### Aim of the task
Give back the full listing verbatim, apart from its images.

### Data excerpts
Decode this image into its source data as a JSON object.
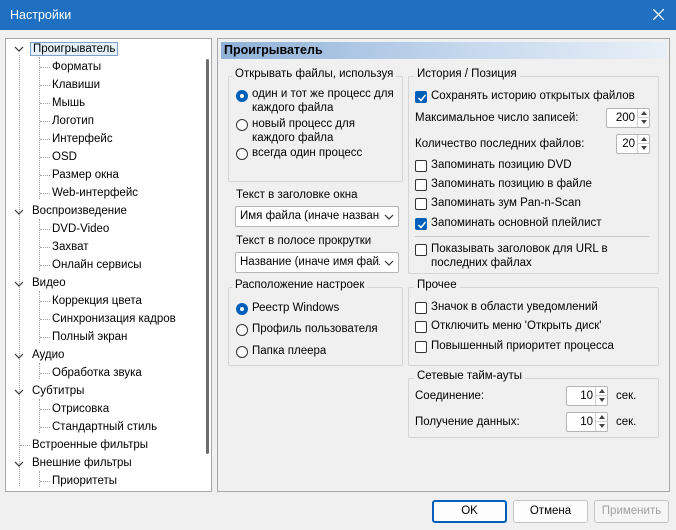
{
  "window": {
    "title": "Настройки"
  },
  "tree": {
    "items": [
      {
        "label": "Проигрыватель",
        "selected": true
      },
      {
        "label": "Форматы"
      },
      {
        "label": "Клавиши"
      },
      {
        "label": "Мышь"
      },
      {
        "label": "Логотип"
      },
      {
        "label": "Интерфейс"
      },
      {
        "label": "OSD"
      },
      {
        "label": "Размер окна"
      },
      {
        "label": "Web-интерфейс"
      },
      {
        "label": "Воспроизведение"
      },
      {
        "label": "DVD-Video"
      },
      {
        "label": "Захват"
      },
      {
        "label": "Онлайн сервисы"
      },
      {
        "label": "Видео"
      },
      {
        "label": "Коррекция цвета"
      },
      {
        "label": "Синхронизация кадров"
      },
      {
        "label": "Полный экран"
      },
      {
        "label": "Аудио"
      },
      {
        "label": "Обработка звука"
      },
      {
        "label": "Субтитры"
      },
      {
        "label": "Отрисовка"
      },
      {
        "label": "Стандартный стиль"
      },
      {
        "label": "Встроенные фильтры"
      },
      {
        "label": "Внешние фильтры"
      },
      {
        "label": "Приоритеты"
      }
    ]
  },
  "panel": {
    "header": "Проигрыватель",
    "open_files": {
      "title": "Открывать файлы, используя",
      "options": [
        {
          "line1": "один и тот же процесс для",
          "line2": "каждого файла",
          "selected": true
        },
        {
          "line1": "новый процесс для",
          "line2": "каждого файла",
          "selected": false
        },
        {
          "line1": "всегда один процесс",
          "line2": "",
          "selected": false
        }
      ]
    },
    "window_title": {
      "label": "Текст в заголовке окна",
      "value": "Имя файла (иначе название"
    },
    "seekbar_text": {
      "label": "Текст в полосе прокрутки",
      "value": "Название (иначе имя файла"
    },
    "settings_location": {
      "title": "Расположение настроек",
      "options": [
        {
          "label": "Реестр Windows",
          "selected": true
        },
        {
          "label": "Профиль пользователя",
          "selected": false
        },
        {
          "label": "Папка плеера",
          "selected": false
        }
      ]
    },
    "history": {
      "title": "История / Позиция",
      "save_history": {
        "label": "Сохранять историю открытых файлов",
        "checked": true
      },
      "max_records": {
        "label": "Максимальное число записей:",
        "value": "200"
      },
      "recent_files": {
        "label": "Количество последних файлов:",
        "value": "20"
      },
      "options": [
        {
          "label": "Запоминать позицию DVD",
          "checked": false
        },
        {
          "label": "Запоминать позицию в файле",
          "checked": false
        },
        {
          "label": "Запоминать зум Pan-n-Scan",
          "checked": false
        },
        {
          "label": "Запоминать основной плейлист",
          "checked": true
        }
      ],
      "url_titles": {
        "line1": "Показывать заголовок для URL в",
        "line2": "последних файлах",
        "checked": false
      }
    },
    "other": {
      "title": "Прочее",
      "options": [
        {
          "label": "Значок в области уведомлений",
          "checked": false
        },
        {
          "label": "Отключить меню 'Открыть диск'",
          "checked": false
        },
        {
          "label": "Повышенный приоритет процесса",
          "checked": false
        }
      ]
    },
    "timeouts": {
      "title": "Сетевые тайм-ауты",
      "connect": {
        "label": "Соединение:",
        "value": "10",
        "unit": "сек."
      },
      "receive": {
        "label": "Получение данных:",
        "value": "10",
        "unit": "сек."
      }
    }
  },
  "buttons": {
    "ok": "OK",
    "cancel": "Отмена",
    "apply": "Применить"
  },
  "colors": {
    "titlebar": "#1f70c1",
    "accent": "#005fb8"
  }
}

### Full answer
Decode this image into its source data as a JSON object.
{
  "window": {
    "title": "Настройки"
  },
  "tree": {
    "items": [
      {
        "label": "Проигрыватель",
        "selected": true
      },
      {
        "label": "Форматы"
      },
      {
        "label": "Клавиши"
      },
      {
        "label": "Мышь"
      },
      {
        "label": "Логотип"
      },
      {
        "label": "Интерфейс"
      },
      {
        "label": "OSD"
      },
      {
        "label": "Размер окна"
      },
      {
        "label": "Web-интерфейс"
      },
      {
        "label": "Воспроизведение"
      },
      {
        "label": "DVD-Video"
      },
      {
        "label": "Захват"
      },
      {
        "label": "Онлайн сервисы"
      },
      {
        "label": "Видео"
      },
      {
        "label": "Коррекция цвета"
      },
      {
        "label": "Синхронизация кадров"
      },
      {
        "label": "Полный экран"
      },
      {
        "label": "Аудио"
      },
      {
        "label": "Обработка звука"
      },
      {
        "label": "Субтитры"
      },
      {
        "label": "Отрисовка"
      },
      {
        "label": "Стандартный стиль"
      },
      {
        "label": "Встроенные фильтры"
      },
      {
        "label": "Внешние фильтры"
      },
      {
        "label": "Приоритеты"
      }
    ]
  },
  "panel": {
    "header": "Проигрыватель",
    "open_files": {
      "title": "Открывать файлы, используя",
      "options": [
        {
          "line1": "один и тот же процесс для",
          "line2": "каждого файла",
          "selected": true
        },
        {
          "line1": "новый процесс для",
          "line2": "каждого файла",
          "selected": false
        },
        {
          "line1": "всегда один процесс",
          "line2": "",
          "selected": false
        }
      ]
    },
    "window_title": {
      "label": "Текст в заголовке окна",
      "value": "Имя файла (иначе название"
    },
    "seekbar_text": {
      "label": "Текст в полосе прокрутки",
      "value": "Название (иначе имя файла"
    },
    "settings_location": {
      "title": "Расположение настроек",
      "options": [
        {
          "label": "Реестр Windows",
          "selected": true
        },
        {
          "label": "Профиль пользователя",
          "selected": false
        },
        {
          "label": "Папка плеера",
          "selected": false
        }
      ]
    },
    "history": {
      "title": "История / Позиция",
      "save_history": {
        "label": "Сохранять историю открытых файлов",
        "checked": true
      },
      "max_records": {
        "label": "Максимальное число записей:",
        "value": "200"
      },
      "recent_files": {
        "label": "Количество последних файлов:",
        "value": "20"
      },
      "options": [
        {
          "label": "Запоминать позицию DVD",
          "checked": false
        },
        {
          "label": "Запоминать позицию в файле",
          "checked": false
        },
        {
          "label": "Запоминать зум Pan-n-Scan",
          "checked": false
        },
        {
          "label": "Запоминать основной плейлист",
          "checked": true
        }
      ],
      "url_titles": {
        "line1": "Показывать заголовок для URL в",
        "line2": "последних файлах",
        "checked": false
      }
    },
    "other": {
      "title": "Прочее",
      "options": [
        {
          "label": "Значок в области уведомлений",
          "checked": false
        },
        {
          "label": "Отключить меню 'Открыть диск'",
          "checked": false
        },
        {
          "label": "Повышенный приоритет процесса",
          "checked": false
        }
      ]
    },
    "timeouts": {
      "title": "Сетевые тайм-ауты",
      "connect": {
        "label": "Соединение:",
        "value": "10",
        "unit": "сек."
      },
      "receive": {
        "label": "Получение данных:",
        "value": "10",
        "unit": "сек."
      }
    }
  },
  "buttons": {
    "ok": "OK",
    "cancel": "Отмена",
    "apply": "Применить"
  },
  "colors": {
    "titlebar": "#1f70c1",
    "accent": "#005fb8"
  }
}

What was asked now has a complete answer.